Short exercise
Reproduce the data in its entirety, exactly as supplied.

----------------

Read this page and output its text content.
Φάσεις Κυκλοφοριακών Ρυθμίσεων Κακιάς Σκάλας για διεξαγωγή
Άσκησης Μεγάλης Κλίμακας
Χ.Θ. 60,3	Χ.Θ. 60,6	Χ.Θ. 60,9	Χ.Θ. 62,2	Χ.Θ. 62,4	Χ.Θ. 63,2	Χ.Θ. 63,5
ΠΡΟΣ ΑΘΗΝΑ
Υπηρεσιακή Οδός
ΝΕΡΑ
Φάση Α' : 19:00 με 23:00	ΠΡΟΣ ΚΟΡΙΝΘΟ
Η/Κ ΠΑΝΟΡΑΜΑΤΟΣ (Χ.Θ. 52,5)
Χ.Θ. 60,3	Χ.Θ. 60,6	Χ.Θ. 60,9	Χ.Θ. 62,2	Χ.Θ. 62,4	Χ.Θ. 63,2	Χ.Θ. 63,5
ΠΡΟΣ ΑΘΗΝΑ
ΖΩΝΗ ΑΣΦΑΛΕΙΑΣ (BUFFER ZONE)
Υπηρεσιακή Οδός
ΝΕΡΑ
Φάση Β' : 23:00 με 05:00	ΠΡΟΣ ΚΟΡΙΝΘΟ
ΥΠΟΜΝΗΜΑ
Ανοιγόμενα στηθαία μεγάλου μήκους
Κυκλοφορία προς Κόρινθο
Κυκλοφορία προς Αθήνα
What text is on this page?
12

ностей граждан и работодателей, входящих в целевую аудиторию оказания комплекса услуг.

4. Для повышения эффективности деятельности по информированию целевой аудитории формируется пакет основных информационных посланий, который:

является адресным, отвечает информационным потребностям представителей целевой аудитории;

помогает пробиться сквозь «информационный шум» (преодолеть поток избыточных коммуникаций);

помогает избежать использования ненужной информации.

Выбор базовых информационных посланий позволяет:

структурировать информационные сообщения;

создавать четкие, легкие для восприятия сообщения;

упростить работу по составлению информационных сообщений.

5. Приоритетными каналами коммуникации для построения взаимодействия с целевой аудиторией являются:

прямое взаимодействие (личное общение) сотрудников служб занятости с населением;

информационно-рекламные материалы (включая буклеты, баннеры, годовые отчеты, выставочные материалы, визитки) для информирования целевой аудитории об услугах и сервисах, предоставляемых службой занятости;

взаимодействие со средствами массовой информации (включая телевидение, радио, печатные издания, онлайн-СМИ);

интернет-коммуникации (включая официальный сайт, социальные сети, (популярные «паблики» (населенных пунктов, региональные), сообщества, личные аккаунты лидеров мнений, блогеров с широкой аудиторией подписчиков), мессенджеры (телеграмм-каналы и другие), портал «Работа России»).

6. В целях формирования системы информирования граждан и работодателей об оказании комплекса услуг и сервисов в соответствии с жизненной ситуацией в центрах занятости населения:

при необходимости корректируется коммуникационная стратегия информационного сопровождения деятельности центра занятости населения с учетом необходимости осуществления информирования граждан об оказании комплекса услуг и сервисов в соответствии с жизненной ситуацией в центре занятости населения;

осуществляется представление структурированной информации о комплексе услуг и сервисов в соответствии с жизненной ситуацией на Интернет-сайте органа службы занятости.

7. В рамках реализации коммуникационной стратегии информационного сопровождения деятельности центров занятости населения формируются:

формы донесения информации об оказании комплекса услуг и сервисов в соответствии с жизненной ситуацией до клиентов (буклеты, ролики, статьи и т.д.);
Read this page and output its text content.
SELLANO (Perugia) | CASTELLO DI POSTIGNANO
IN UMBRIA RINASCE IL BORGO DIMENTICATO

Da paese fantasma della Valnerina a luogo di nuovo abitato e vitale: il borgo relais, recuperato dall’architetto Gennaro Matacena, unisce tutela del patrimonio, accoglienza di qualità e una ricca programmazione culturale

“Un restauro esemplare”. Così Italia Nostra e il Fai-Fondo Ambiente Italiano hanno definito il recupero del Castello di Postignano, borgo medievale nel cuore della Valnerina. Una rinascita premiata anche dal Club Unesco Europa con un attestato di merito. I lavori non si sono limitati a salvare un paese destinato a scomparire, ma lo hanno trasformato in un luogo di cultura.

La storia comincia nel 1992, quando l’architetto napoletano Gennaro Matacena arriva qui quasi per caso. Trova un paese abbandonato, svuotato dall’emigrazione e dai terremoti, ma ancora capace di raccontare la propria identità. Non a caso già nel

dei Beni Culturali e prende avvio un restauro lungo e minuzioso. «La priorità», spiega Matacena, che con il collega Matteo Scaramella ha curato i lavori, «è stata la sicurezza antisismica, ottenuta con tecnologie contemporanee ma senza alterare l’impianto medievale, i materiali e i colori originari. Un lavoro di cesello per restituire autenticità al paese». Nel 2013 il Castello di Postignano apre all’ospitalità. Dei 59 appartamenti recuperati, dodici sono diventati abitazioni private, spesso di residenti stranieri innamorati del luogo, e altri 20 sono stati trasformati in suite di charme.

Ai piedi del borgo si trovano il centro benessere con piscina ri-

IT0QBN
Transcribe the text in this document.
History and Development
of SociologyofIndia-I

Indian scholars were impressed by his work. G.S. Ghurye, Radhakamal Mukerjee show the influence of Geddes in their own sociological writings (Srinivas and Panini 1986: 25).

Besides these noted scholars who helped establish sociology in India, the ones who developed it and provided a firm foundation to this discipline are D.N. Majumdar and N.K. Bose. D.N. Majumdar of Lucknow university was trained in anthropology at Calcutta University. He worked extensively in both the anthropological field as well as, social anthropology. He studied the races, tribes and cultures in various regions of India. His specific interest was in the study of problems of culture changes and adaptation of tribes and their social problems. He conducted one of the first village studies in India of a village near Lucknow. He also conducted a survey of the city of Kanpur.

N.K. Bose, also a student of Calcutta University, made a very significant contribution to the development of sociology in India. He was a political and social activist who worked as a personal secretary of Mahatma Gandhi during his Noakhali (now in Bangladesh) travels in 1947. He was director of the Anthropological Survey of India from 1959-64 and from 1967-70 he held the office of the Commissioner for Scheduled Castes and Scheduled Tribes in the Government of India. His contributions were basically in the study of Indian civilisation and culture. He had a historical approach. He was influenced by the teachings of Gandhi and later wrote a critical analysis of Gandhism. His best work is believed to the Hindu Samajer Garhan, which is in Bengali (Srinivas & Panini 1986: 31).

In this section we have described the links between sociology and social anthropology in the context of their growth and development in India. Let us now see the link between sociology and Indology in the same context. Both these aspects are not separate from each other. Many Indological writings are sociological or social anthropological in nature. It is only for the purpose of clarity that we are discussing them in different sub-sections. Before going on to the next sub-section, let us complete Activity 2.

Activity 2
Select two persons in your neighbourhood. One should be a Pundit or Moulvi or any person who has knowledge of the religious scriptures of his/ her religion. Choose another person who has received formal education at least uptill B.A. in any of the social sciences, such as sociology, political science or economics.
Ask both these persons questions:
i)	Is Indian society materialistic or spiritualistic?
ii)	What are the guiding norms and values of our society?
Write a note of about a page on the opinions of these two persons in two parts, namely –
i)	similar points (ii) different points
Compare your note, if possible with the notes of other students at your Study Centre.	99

----------------

Task answer
Read this page and output its text content.
Φάσεις Κυκλοφοριακών Ρυθμίσεων Κακιάς Σκάλας για διεξαγωγή
Άσκησης Μεγάλης Κλίμακας
Χ.Θ. 60,3	Χ.Θ. 60,6	Χ.Θ. 60,9	Χ.Θ. 62,2	Χ.Θ. 62,4	Χ.Θ. 63,2	Χ.Θ. 63,5
ΠΡΟΣ ΑΘΗΝΑ
Υπηρεσιακή Οδός
ΝΕΡΑ
Φάση Α' : 19:00 με 23:00	ΠΡΟΣ ΚΟΡΙΝΘΟ
Η/Κ ΠΑΝΟΡΑΜΑΤΟΣ (Χ.Θ. 52,5)
Χ.Θ. 60,3	Χ.Θ. 60,6	Χ.Θ. 60,9	Χ.Θ. 62,2	Χ.Θ. 62,4	Χ.Θ. 63,2	Χ.Θ. 63,5
ΠΡΟΣ ΑΘΗΝΑ
ΖΩΝΗ ΑΣΦΑΛΕΙΑΣ (BUFFER ZONE)
Υπηρεσιακή Οδός
ΝΕΡΑ
Φάση Β' : 23:00 με 05:00	ΠΡΟΣ ΚΟΡΙΝΘΟ
ΥΠΟΜΝΗΜΑ
Ανοιγόμενα στηθαία μεγάλου μήκους
Κυκλοφορία προς Κόρινθο
Κυκλοφορία προς Αθήνα
What text is on this page?
12

ностей граждан и работодателей, входящих в целевую аудиторию оказания комплекса услуг.

4. Для повышения эффективности деятельности по информированию целевой аудитории формируется пакет основных информационных посланий, который:

является адресным, отвечает информационным потребностям представителей целевой аудитории;

помогает пробиться сквозь «информационный шум» (преодолеть поток избыточных коммуникаций);

помогает избежать использования ненужной информации.

Выбор базовых информационных посланий позволяет:

структурировать информационные сообщения;

создавать четкие, легкие для восприятия сообщения;

упростить работу по составлению информационных сообщений.

5. Приоритетными каналами коммуникации для построения взаимодействия с целевой аудиторией являются:

прямое взаимодействие (личное общение) сотрудников служб занятости с населением;

информационно-рекламные материалы (включая буклеты, баннеры, годовые отчеты, выставочные материалы, визитки) для информирования целевой аудитории об услугах и сервисах, предоставляемых службой занятости;

взаимодействие со средствами массовой информации (включая телевидение, радио, печатные издания, онлайн-СМИ);

интернет-коммуникации (включая официальный сайт, социальные сети, (популярные «паблики» (населенных пунктов, региональные), сообщества, личные аккаунты лидеров мнений, блогеров с широкой аудиторией подписчиков), мессенджеры (телеграмм-каналы и другие), портал «Работа России»).

6. В целях формирования системы информирования граждан и работодателей об оказании комплекса услуг и сервисов в соответствии с жизненной ситуацией в центрах занятости населения:

при необходимости корректируется коммуникационная стратегия информационного сопровождения деятельности центра занятости населения с учетом необходимости осуществления информирования граждан об оказании комплекса услуг и сервисов в соответствии с жизненной ситуацией в центре занятости населения;

осуществляется представление структурированной информации о комплексе услуг и сервисов в соответствии с жизненной ситуацией на Интернет-сайте органа службы занятости.

7. В рамках реализации коммуникационной стратегии информационного сопровождения деятельности центров занятости населения формируются:

формы донесения информации об оказании комплекса услуг и сервисов в соответствии с жизненной ситуацией до клиентов (буклеты, ролики, статьи и т.д.);
Read this page and output its text content.
SELLANO (Perugia) | CASTELLO DI POSTIGNANO
IN UMBRIA RINASCE IL BORGO DIMENTICATO

Da paese fantasma della Valnerina a luogo di nuovo abitato e vitale: il borgo relais, recuperato dall’architetto Gennaro Matacena, unisce tutela del patrimonio, accoglienza di qualità e una ricca programmazione culturale

“Un restauro esemplare”. Così Italia Nostra e il Fai-Fondo Ambiente Italiano hanno definito il recupero del Castello di Postignano, borgo medievale nel cuore della Valnerina. Una rinascita premiata anche dal Club Unesco Europa con un attestato di merito. I lavori non si sono limitati a salvare un paese destinato a scomparire, ma lo hanno trasformato in un luogo di cultura.

La storia comincia nel 1992, quando l’architetto napoletano Gennaro Matacena arriva qui quasi per caso. Trova un paese abbandonato, svuotato dall’emigrazione e dai terremoti, ma ancora capace di raccontare la propria identità. Non a caso già nel

dei Beni Culturali e prende avvio un restauro lungo e minuzioso. «La priorità», spiega Matacena, che con il collega Matteo Scaramella ha curato i lavori, «è stata la sicurezza antisismica, ottenuta con tecnologie contemporanee ma senza alterare l’impianto medievale, i materiali e i colori originari. Un lavoro di cesello per restituire autenticità al paese». Nel 2013 il Castello di Postignano apre all’ospitalità. Dei 59 appartamenti recuperati, dodici sono diventati abitazioni private, spesso di residenti stranieri innamorati del luogo, e altri 20 sono stati trasformati in suite di charme.

Ai piedi del borgo si trovano il centro benessere con piscina ri-

IT0QBN
Transcribe the text in this document.
History and Development
of SociologyofIndia-I

Indian scholars were impressed by his work. G.S. Ghurye, Radhakamal Mukerjee show the influence of Geddes in their own sociological writings (Srinivas and Panini 1986: 25).

Besides these noted scholars who helped establish sociology in India, the ones who developed it and provided a firm foundation to this discipline are D.N. Majumdar and N.K. Bose. D.N. Majumdar of Lucknow university was trained in anthropology at Calcutta University. He worked extensively in both the anthropological field as well as, social anthropology. He studied the races, tribes and cultures in various regions of India. His specific interest was in the study of problems of culture changes and adaptation of tribes and their social problems. He conducted one of the first village studies in India of a village near Lucknow. He also conducted a survey of the city of Kanpur.

N.K. Bose, also a student of Calcutta University, made a very significant contribution to the development of sociology in India. He was a political and social activist who worked as a personal secretary of Mahatma Gandhi during his Noakhali (now in Bangladesh) travels in 1947. He was director of the Anthropological Survey of India from 1959-64 and from 1967-70 he held the office of the Commissioner for Scheduled Castes and Scheduled Tribes in the Government of India. His contributions were basically in the study of Indian civilisation and culture. He had a historical approach. He was influenced by the teachings of Gandhi and later wrote a critical analysis of Gandhism. His best work is believed to the Hindu Samajer Garhan, which is in Bengali (Srinivas & Panini 1986: 31).

In this section we have described the links between sociology and social anthropology in the context of their growth and development in India. Let us now see the link between sociology and Indology in the same context. Both these aspects are not separate from each other. Many Indological writings are sociological or social anthropological in nature. It is only for the purpose of clarity that we are discussing them in different sub-sections. Before going on to the next sub-section, let us complete Activity 2.

Activity 2
Select two persons in your neighbourhood. One should be a Pundit or Moulvi or any person who has knowledge of the religious scriptures of his/ her religion. Choose another person who has received formal education at least uptill B.A. in any of the social sciences, such as sociology, political science or economics.
Ask both these persons questions:
i)	Is Indian society materialistic or spiritualistic?
ii)	What are the guiding norms and values of our society?
Write a note of about a page on the opinions of these two persons in two parts, namely –
i)	similar points (ii) different points
Compare your note, if possible with the notes of other students at your Study Centre.	99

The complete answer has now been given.